Task details –
Exclude the pictures, then copy all remaining records exactly.

Input material –
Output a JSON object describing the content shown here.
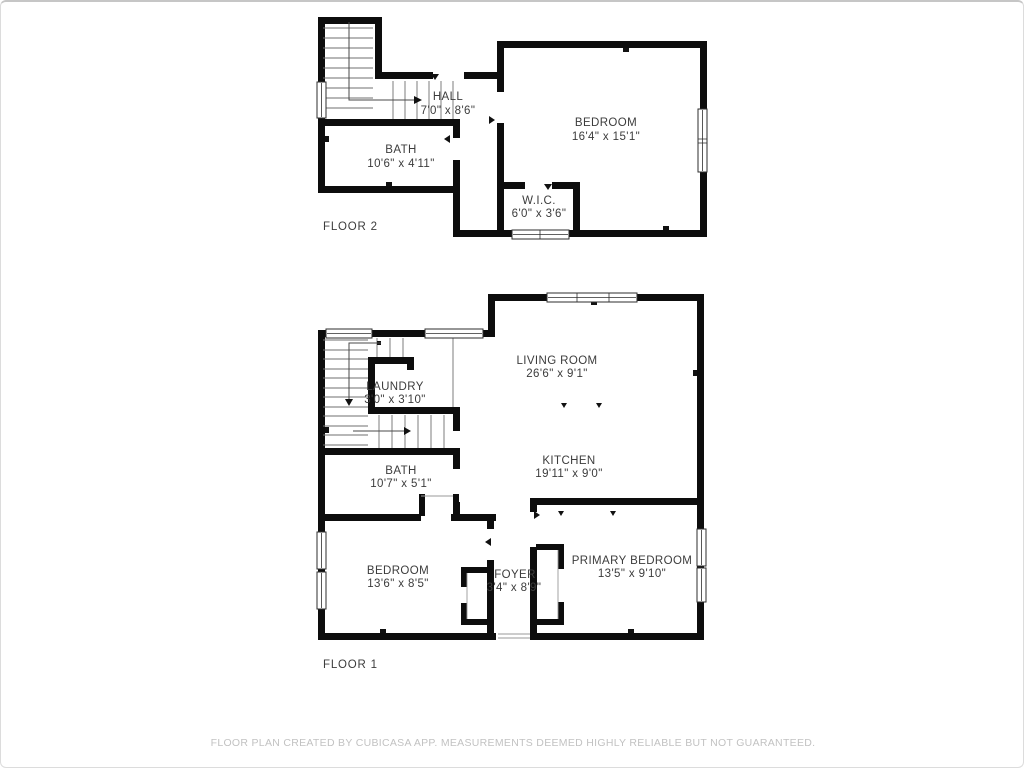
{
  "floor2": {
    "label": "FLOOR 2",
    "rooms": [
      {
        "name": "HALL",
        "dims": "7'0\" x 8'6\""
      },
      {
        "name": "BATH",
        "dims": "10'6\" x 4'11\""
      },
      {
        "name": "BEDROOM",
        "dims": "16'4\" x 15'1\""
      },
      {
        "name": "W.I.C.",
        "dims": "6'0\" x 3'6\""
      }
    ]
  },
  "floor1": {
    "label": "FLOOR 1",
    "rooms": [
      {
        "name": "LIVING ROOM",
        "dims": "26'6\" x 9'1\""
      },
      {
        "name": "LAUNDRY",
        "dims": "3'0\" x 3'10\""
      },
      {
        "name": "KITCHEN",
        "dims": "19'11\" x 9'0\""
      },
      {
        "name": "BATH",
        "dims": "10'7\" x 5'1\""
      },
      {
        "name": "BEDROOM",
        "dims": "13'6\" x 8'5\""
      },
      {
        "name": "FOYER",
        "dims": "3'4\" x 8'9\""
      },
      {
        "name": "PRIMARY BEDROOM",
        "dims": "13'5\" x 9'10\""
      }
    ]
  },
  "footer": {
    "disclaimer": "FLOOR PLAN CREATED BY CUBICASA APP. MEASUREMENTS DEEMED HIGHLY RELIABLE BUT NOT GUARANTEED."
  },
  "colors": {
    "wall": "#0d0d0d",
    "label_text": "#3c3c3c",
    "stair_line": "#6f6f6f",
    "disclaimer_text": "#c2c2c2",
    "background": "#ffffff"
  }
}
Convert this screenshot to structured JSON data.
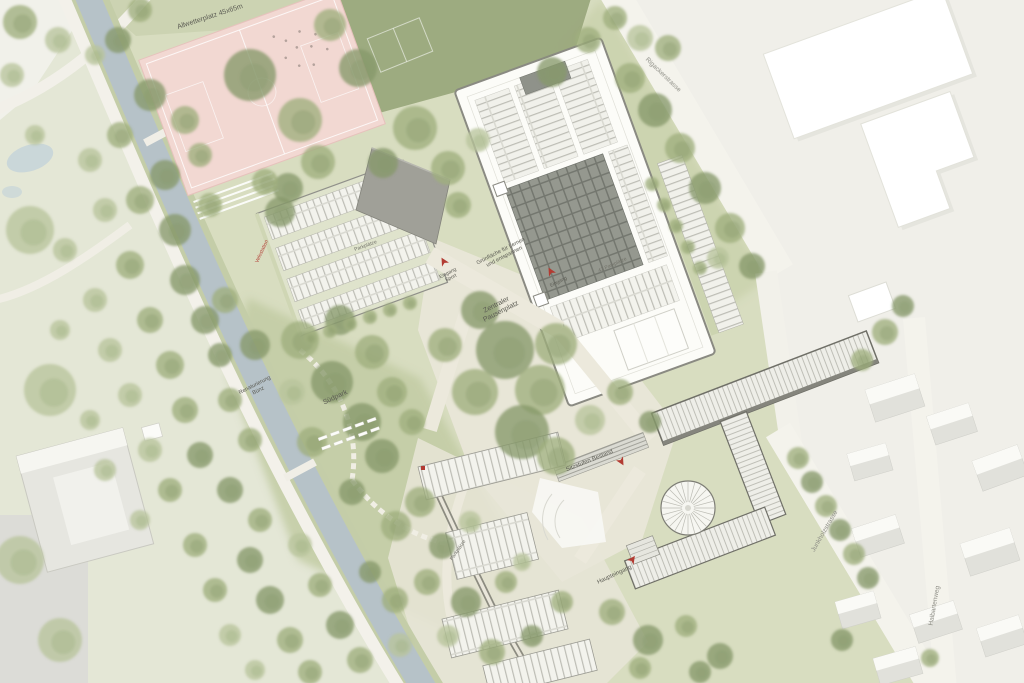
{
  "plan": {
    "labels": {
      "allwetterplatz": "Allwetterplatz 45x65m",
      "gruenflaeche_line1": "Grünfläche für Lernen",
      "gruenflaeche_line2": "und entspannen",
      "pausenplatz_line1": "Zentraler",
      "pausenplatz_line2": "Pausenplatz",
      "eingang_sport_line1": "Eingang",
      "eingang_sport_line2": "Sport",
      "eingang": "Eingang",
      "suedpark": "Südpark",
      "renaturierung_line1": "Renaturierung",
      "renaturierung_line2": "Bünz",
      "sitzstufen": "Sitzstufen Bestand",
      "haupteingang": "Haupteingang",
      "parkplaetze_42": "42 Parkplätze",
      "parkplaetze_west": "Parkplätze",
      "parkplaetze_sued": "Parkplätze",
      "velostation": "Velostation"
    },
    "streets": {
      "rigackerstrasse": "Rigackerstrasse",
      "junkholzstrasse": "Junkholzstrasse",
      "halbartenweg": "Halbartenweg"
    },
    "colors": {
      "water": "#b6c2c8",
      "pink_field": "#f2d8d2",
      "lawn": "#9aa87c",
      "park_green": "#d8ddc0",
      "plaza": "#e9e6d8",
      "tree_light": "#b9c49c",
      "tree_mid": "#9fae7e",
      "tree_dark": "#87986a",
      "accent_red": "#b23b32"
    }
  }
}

Answer to the task –
Output a JSON object describing the content shown here.
{
  "floor2": {
    "label": "FLOOR 2",
    "rooms": [
      {
        "name": "HALL",
        "dims": "7'0\" x 8'6\""
      },
      {
        "name": "BATH",
        "dims": "10'6\" x 4'11\""
      },
      {
        "name": "BEDROOM",
        "dims": "16'4\" x 15'1\""
      },
      {
        "name": "W.I.C.",
        "dims": "6'0\" x 3'6\""
      }
    ]
  },
  "floor1": {
    "label": "FLOOR 1",
    "rooms": [
      {
        "name": "LIVING ROOM",
        "dims": "26'6\" x 9'1\""
      },
      {
        "name": "LAUNDRY",
        "dims": "3'0\" x 3'10\""
      },
      {
        "name": "KITCHEN",
        "dims": "19'11\" x 9'0\""
      },
      {
        "name": "BATH",
        "dims": "10'7\" x 5'1\""
      },
      {
        "name": "BEDROOM",
        "dims": "13'6\" x 8'5\""
      },
      {
        "name": "FOYER",
        "dims": "3'4\" x 8'9\""
      },
      {
        "name": "PRIMARY BEDROOM",
        "dims": "13'5\" x 9'10\""
      }
    ]
  },
  "footer": {
    "disclaimer": "FLOOR PLAN CREATED BY CUBICASA APP. MEASUREMENTS DEEMED HIGHLY RELIABLE BUT NOT GUARANTEED."
  },
  "colors": {
    "wall": "#0d0d0d",
    "label_text": "#3c3c3c",
    "stair_line": "#6f6f6f",
    "disclaimer_text": "#c2c2c2",
    "background": "#ffffff"
  }
}
Convert this screenshot to structured JSON data.
{
  "plan": {
    "labels": {
      "allwetterplatz": "Allwetterplatz 45x65m",
      "gruenflaeche_line1": "Grünfläche für Lernen",
      "gruenflaeche_line2": "und entspannen",
      "pausenplatz_line1": "Zentraler",
      "pausenplatz_line2": "Pausenplatz",
      "eingang_sport_line1": "Eingang",
      "eingang_sport_line2": "Sport",
      "eingang": "Eingang",
      "suedpark": "Südpark",
      "renaturierung_line1": "Renaturierung",
      "renaturierung_line2": "Bünz",
      "sitzstufen": "Sitzstufen Bestand",
      "haupteingang": "Haupteingang",
      "parkplaetze_42": "42 Parkplätze",
      "parkplaetze_west": "Parkplätze",
      "parkplaetze_sued": "Parkplätze",
      "velostation": "Velostation"
    },
    "streets": {
      "rigackerstrasse": "Rigackerstrasse",
      "junkholzstrasse": "Junkholzstrasse",
      "halbartenweg": "Halbartenweg"
    },
    "colors": {
      "water": "#b6c2c8",
      "pink_field": "#f2d8d2",
      "lawn": "#9aa87c",
      "park_green": "#d8ddc0",
      "plaza": "#e9e6d8",
      "tree_light": "#b9c49c",
      "tree_mid": "#9fae7e",
      "tree_dark": "#87986a",
      "accent_red": "#b23b32"
    }
  }
}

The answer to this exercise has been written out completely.